● **Exercise details**: Below is a set of records; print all of them exactly as written.
··· Input material
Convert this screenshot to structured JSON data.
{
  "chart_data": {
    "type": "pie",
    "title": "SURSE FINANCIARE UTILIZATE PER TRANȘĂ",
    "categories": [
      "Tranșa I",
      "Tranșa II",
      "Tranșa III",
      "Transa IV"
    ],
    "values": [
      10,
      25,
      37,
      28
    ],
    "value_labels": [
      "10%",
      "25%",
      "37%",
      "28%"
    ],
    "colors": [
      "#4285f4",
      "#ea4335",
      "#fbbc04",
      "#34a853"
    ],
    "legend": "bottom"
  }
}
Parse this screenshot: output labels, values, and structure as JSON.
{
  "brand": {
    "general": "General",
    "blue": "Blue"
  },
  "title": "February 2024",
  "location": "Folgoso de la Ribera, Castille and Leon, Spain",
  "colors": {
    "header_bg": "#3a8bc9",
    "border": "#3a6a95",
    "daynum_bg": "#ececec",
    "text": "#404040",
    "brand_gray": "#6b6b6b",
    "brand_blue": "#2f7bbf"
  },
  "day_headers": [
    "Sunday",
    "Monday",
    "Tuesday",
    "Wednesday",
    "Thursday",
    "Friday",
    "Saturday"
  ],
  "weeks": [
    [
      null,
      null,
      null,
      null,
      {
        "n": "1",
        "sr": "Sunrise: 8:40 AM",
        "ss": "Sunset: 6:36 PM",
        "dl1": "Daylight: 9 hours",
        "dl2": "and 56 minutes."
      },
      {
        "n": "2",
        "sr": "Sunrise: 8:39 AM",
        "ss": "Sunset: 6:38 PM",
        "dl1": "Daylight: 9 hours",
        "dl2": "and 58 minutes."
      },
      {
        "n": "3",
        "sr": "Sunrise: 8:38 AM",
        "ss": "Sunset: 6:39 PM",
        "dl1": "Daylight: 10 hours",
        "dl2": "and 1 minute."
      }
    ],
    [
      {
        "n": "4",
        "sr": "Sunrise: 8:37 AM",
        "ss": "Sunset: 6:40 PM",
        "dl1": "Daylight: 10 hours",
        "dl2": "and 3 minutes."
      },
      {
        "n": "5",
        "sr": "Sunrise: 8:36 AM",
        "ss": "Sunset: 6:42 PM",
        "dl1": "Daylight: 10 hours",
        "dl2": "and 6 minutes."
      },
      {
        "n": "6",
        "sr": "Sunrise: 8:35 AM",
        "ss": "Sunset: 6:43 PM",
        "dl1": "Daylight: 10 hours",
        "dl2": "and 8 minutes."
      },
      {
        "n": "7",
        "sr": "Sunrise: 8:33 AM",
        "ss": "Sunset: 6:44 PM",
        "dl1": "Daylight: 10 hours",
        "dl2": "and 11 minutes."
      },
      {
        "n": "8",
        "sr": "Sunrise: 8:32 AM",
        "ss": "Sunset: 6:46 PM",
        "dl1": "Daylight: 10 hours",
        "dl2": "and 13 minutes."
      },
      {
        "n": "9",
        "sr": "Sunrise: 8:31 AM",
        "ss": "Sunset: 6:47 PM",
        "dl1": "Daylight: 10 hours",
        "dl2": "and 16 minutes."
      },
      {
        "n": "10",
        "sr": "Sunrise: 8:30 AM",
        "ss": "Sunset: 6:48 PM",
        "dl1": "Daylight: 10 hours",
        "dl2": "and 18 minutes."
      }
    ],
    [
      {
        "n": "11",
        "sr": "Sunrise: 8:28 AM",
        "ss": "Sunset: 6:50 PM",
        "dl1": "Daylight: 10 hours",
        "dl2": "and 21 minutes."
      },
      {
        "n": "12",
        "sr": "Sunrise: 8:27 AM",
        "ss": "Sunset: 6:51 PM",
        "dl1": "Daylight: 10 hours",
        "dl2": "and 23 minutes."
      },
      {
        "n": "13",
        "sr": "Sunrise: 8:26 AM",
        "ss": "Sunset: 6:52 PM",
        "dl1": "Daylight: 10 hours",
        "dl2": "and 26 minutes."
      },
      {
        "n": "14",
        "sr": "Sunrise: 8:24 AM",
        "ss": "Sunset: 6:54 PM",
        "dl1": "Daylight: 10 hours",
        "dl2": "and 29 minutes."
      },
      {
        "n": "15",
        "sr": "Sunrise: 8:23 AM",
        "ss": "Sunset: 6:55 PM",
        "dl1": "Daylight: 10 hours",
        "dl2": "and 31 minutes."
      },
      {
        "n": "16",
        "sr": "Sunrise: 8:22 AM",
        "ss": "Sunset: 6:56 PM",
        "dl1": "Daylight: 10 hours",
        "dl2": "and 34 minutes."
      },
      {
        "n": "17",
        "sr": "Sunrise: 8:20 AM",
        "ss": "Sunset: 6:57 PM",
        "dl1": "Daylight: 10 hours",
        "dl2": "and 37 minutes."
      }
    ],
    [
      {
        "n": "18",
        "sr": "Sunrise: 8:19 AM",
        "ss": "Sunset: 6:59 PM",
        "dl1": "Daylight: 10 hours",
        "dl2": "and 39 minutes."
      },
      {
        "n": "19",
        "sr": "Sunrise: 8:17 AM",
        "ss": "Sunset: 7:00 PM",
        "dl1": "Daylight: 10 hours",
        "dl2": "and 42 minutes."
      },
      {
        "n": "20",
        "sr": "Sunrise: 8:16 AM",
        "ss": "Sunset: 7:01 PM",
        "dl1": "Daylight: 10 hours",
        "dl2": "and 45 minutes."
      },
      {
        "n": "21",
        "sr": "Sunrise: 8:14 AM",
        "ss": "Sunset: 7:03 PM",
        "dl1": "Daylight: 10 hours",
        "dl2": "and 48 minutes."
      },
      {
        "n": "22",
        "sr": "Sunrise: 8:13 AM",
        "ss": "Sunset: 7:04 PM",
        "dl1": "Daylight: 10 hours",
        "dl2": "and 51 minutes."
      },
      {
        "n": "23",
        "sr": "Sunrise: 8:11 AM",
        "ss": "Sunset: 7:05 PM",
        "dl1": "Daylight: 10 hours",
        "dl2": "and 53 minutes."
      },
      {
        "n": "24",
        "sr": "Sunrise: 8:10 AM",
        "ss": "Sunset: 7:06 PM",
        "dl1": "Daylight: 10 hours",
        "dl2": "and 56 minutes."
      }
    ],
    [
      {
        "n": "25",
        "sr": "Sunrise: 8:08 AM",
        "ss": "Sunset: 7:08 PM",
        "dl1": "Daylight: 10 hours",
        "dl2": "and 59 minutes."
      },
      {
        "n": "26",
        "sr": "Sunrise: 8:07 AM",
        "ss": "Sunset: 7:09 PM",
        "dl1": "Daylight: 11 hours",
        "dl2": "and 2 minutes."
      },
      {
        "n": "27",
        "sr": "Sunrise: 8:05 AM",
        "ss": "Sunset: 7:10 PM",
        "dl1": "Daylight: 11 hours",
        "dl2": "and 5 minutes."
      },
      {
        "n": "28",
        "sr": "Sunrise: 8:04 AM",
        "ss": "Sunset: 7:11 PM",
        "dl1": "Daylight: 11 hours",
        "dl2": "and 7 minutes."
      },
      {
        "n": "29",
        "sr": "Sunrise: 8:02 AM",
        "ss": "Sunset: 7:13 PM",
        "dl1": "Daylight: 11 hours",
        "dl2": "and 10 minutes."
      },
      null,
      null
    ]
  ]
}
······
● **Solution for this exercise**:
Convert this screenshot to structured JSON data.
{
  "chart_data": {
    "type": "pie",
    "title": "SURSE FINANCIARE UTILIZATE PER TRANȘĂ",
    "categories": [
      "Tranșa I",
      "Tranșa II",
      "Tranșa III",
      "Transa IV"
    ],
    "values": [
      10,
      25,
      37,
      28
    ],
    "value_labels": [
      "10%",
      "25%",
      "37%",
      "28%"
    ],
    "colors": [
      "#4285f4",
      "#ea4335",
      "#fbbc04",
      "#34a853"
    ],
    "legend": "bottom"
  }
}
Parse this screenshot: output labels, values, and structure as JSON.
{
  "brand": {
    "general": "General",
    "blue": "Blue"
  },
  "title": "February 2024",
  "location": "Folgoso de la Ribera, Castille and Leon, Spain",
  "colors": {
    "header_bg": "#3a8bc9",
    "border": "#3a6a95",
    "daynum_bg": "#ececec",
    "text": "#404040",
    "brand_gray": "#6b6b6b",
    "brand_blue": "#2f7bbf"
  },
  "day_headers": [
    "Sunday",
    "Monday",
    "Tuesday",
    "Wednesday",
    "Thursday",
    "Friday",
    "Saturday"
  ],
  "weeks": [
    [
      null,
      null,
      null,
      null,
      {
        "n": "1",
        "sr": "Sunrise: 8:40 AM",
        "ss": "Sunset: 6:36 PM",
        "dl1": "Daylight: 9 hours",
        "dl2": "and 56 minutes."
      },
      {
        "n": "2",
        "sr": "Sunrise: 8:39 AM",
        "ss": "Sunset: 6:38 PM",
        "dl1": "Daylight: 9 hours",
        "dl2": "and 58 minutes."
      },
      {
        "n": "3",
        "sr": "Sunrise: 8:38 AM",
        "ss": "Sunset: 6:39 PM",
        "dl1": "Daylight: 10 hours",
        "dl2": "and 1 minute."
      }
    ],
    [
      {
        "n": "4",
        "sr": "Sunrise: 8:37 AM",
        "ss": "Sunset: 6:40 PM",
        "dl1": "Daylight: 10 hours",
        "dl2": "and 3 minutes."
      },
      {
        "n": "5",
        "sr": "Sunrise: 8:36 AM",
        "ss": "Sunset: 6:42 PM",
        "dl1": "Daylight: 10 hours",
        "dl2": "and 6 minutes."
      },
      {
        "n": "6",
        "sr": "Sunrise: 8:35 AM",
        "ss": "Sunset: 6:43 PM",
        "dl1": "Daylight: 10 hours",
        "dl2": "and 8 minutes."
      },
      {
        "n": "7",
        "sr": "Sunrise: 8:33 AM",
        "ss": "Sunset: 6:44 PM",
        "dl1": "Daylight: 10 hours",
        "dl2": "and 11 minutes."
      },
      {
        "n": "8",
        "sr": "Sunrise: 8:32 AM",
        "ss": "Sunset: 6:46 PM",
        "dl1": "Daylight: 10 hours",
        "dl2": "and 13 minutes."
      },
      {
        "n": "9",
        "sr": "Sunrise: 8:31 AM",
        "ss": "Sunset: 6:47 PM",
        "dl1": "Daylight: 10 hours",
        "dl2": "and 16 minutes."
      },
      {
        "n": "10",
        "sr": "Sunrise: 8:30 AM",
        "ss": "Sunset: 6:48 PM",
        "dl1": "Daylight: 10 hours",
        "dl2": "and 18 minutes."
      }
    ],
    [
      {
        "n": "11",
        "sr": "Sunrise: 8:28 AM",
        "ss": "Sunset: 6:50 PM",
        "dl1": "Daylight: 10 hours",
        "dl2": "and 21 minutes."
      },
      {
        "n": "12",
        "sr": "Sunrise: 8:27 AM",
        "ss": "Sunset: 6:51 PM",
        "dl1": "Daylight: 10 hours",
        "dl2": "and 23 minutes."
      },
      {
        "n": "13",
        "sr": "Sunrise: 8:26 AM",
        "ss": "Sunset: 6:52 PM",
        "dl1": "Daylight: 10 hours",
        "dl2": "and 26 minutes."
      },
      {
        "n": "14",
        "sr": "Sunrise: 8:24 AM",
        "ss": "Sunset: 6:54 PM",
        "dl1": "Daylight: 10 hours",
        "dl2": "and 29 minutes."
      },
      {
        "n": "15",
        "sr": "Sunrise: 8:23 AM",
        "ss": "Sunset: 6:55 PM",
        "dl1": "Daylight: 10 hours",
        "dl2": "and 31 minutes."
      },
      {
        "n": "16",
        "sr": "Sunrise: 8:22 AM",
        "ss": "Sunset: 6:56 PM",
        "dl1": "Daylight: 10 hours",
        "dl2": "and 34 minutes."
      },
      {
        "n": "17",
        "sr": "Sunrise: 8:20 AM",
        "ss": "Sunset: 6:57 PM",
        "dl1": "Daylight: 10 hours",
        "dl2": "and 37 minutes."
      }
    ],
    [
      {
        "n": "18",
        "sr": "Sunrise: 8:19 AM",
        "ss": "Sunset: 6:59 PM",
        "dl1": "Daylight: 10 hours",
        "dl2": "and 39 minutes."
      },
      {
        "n": "19",
        "sr": "Sunrise: 8:17 AM",
        "ss": "Sunset: 7:00 PM",
        "dl1": "Daylight: 10 hours",
        "dl2": "and 42 minutes."
      },
      {
        "n": "20",
        "sr": "Sunrise: 8:16 AM",
        "ss": "Sunset: 7:01 PM",
        "dl1": "Daylight: 10 hours",
        "dl2": "and 45 minutes."
      },
      {
        "n": "21",
        "sr": "Sunrise: 8:14 AM",
        "ss": "Sunset: 7:03 PM",
        "dl1": "Daylight: 10 hours",
        "dl2": "and 48 minutes."
      },
      {
        "n": "22",
        "sr": "Sunrise: 8:13 AM",
        "ss": "Sunset: 7:04 PM",
        "dl1": "Daylight: 10 hours",
        "dl2": "and 51 minutes."
      },
      {
        "n": "23",
        "sr": "Sunrise: 8:11 AM",
        "ss": "Sunset: 7:05 PM",
        "dl1": "Daylight: 10 hours",
        "dl2": "and 53 minutes."
      },
      {
        "n": "24",
        "sr": "Sunrise: 8:10 AM",
        "ss": "Sunset: 7:06 PM",
        "dl1": "Daylight: 10 hours",
        "dl2": "and 56 minutes."
      }
    ],
    [
      {
        "n": "25",
        "sr": "Sunrise: 8:08 AM",
        "ss": "Sunset: 7:08 PM",
        "dl1": "Daylight: 10 hours",
        "dl2": "and 59 minutes."
      },
      {
        "n": "26",
        "sr": "Sunrise: 8:07 AM",
        "ss": "Sunset: 7:09 PM",
        "dl1": "Daylight: 11 hours",
        "dl2": "and 2 minutes."
      },
      {
        "n": "27",
        "sr": "Sunrise: 8:05 AM",
        "ss": "Sunset: 7:10 PM",
        "dl1": "Daylight: 11 hours",
        "dl2": "and 5 minutes."
      },
      {
        "n": "28",
        "sr": "Sunrise: 8:04 AM",
        "ss": "Sunset: 7:11 PM",
        "dl1": "Daylight: 11 hours",
        "dl2": "and 7 minutes."
      },
      {
        "n": "29",
        "sr": "Sunrise: 8:02 AM",
        "ss": "Sunset: 7:13 PM",
        "dl1": "Daylight: 11 hours",
        "dl2": "and 10 minutes."
      },
      null,
      null
    ]
  ]
}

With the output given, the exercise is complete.